## Work instructions
Return the number of lines holding "JSON", with nothing added.

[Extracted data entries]
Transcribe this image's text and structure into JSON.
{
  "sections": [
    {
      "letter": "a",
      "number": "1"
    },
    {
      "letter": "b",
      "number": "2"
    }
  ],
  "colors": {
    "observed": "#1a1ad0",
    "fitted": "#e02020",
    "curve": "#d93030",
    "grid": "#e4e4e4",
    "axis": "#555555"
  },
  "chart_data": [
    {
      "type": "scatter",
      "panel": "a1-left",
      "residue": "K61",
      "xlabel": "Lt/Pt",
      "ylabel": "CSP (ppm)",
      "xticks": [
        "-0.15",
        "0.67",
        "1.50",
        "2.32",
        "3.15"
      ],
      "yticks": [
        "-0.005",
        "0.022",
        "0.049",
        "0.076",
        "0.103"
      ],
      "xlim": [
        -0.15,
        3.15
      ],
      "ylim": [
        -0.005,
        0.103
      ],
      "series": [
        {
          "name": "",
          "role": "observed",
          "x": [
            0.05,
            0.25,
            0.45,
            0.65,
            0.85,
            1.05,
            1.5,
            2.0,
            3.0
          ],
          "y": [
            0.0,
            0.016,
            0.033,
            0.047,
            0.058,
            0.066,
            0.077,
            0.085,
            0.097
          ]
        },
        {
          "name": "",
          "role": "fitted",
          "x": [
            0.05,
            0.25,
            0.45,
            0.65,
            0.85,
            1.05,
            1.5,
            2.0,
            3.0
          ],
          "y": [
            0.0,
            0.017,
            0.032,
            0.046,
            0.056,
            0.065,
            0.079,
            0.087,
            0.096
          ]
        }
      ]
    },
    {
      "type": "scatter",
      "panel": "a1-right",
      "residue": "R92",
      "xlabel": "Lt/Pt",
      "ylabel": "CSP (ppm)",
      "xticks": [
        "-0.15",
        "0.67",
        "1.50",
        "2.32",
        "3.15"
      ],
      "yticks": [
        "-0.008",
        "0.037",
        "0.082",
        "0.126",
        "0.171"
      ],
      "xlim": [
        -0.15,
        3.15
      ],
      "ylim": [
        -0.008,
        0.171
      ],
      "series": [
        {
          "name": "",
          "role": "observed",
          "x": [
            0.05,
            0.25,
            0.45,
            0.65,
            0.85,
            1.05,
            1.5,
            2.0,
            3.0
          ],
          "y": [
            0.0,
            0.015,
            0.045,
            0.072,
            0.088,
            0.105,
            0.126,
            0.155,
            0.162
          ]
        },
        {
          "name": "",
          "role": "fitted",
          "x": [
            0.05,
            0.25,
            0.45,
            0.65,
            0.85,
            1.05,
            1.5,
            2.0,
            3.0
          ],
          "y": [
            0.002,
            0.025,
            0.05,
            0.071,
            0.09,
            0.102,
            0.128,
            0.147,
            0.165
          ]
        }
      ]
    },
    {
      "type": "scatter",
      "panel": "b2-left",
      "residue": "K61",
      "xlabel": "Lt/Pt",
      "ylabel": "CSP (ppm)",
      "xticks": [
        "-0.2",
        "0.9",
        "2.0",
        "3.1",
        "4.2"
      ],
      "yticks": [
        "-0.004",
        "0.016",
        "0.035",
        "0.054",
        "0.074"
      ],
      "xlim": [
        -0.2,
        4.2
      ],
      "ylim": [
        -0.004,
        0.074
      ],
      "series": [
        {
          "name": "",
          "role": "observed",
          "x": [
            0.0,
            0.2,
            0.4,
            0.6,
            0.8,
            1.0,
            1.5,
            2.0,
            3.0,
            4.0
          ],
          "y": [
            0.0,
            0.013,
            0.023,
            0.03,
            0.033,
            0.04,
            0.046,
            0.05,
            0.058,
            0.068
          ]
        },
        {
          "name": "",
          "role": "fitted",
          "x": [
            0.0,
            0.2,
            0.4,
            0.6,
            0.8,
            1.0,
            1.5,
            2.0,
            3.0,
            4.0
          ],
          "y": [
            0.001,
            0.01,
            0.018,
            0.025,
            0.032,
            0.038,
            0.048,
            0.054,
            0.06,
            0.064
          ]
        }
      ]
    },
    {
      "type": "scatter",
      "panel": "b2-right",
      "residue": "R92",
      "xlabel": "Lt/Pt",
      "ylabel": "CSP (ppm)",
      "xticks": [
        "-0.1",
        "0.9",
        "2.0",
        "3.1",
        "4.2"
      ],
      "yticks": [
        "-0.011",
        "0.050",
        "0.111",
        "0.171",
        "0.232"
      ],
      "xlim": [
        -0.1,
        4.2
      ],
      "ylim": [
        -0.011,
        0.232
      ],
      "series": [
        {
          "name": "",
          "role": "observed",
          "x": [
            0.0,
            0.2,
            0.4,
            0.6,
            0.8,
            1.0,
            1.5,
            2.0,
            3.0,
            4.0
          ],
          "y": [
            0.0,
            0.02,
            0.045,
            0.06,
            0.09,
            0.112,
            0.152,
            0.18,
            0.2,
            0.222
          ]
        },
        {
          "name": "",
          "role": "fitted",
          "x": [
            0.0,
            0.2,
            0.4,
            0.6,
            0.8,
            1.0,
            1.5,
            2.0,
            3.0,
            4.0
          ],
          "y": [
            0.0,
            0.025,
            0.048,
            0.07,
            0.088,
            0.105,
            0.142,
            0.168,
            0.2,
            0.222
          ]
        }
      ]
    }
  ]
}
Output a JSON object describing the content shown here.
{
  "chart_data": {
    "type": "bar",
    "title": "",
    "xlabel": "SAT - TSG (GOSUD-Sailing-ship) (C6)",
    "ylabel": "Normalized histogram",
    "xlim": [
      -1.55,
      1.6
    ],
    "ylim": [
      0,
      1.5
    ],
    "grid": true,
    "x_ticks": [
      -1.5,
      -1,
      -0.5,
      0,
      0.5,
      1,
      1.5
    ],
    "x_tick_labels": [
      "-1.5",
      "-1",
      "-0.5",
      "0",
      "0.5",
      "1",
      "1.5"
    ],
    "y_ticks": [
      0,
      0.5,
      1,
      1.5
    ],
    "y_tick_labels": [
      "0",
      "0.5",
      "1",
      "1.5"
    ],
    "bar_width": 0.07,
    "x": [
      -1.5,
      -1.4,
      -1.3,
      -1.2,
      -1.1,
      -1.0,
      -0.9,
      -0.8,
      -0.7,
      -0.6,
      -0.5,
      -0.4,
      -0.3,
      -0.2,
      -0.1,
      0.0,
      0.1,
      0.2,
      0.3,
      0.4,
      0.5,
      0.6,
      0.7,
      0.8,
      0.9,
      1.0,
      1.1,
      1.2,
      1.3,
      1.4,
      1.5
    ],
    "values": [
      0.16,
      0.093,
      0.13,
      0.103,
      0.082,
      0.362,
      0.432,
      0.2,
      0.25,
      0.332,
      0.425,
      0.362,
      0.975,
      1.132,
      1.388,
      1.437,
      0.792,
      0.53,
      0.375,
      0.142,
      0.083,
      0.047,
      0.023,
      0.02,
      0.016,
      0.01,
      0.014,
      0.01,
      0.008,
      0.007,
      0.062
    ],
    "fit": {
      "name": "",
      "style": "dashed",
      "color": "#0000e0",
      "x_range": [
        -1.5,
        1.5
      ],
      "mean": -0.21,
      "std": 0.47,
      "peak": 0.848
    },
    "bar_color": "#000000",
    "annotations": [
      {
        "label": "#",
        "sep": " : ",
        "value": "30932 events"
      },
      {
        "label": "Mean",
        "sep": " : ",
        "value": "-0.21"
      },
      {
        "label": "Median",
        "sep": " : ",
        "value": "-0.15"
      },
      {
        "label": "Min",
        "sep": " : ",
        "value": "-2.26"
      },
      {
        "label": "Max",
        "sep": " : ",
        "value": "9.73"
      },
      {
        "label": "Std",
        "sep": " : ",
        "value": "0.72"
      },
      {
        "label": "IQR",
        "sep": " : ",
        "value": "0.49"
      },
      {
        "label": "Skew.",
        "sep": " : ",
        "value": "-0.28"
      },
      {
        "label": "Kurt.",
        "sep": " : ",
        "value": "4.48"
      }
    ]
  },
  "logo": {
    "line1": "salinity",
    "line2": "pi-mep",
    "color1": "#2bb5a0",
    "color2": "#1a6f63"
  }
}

## In response
2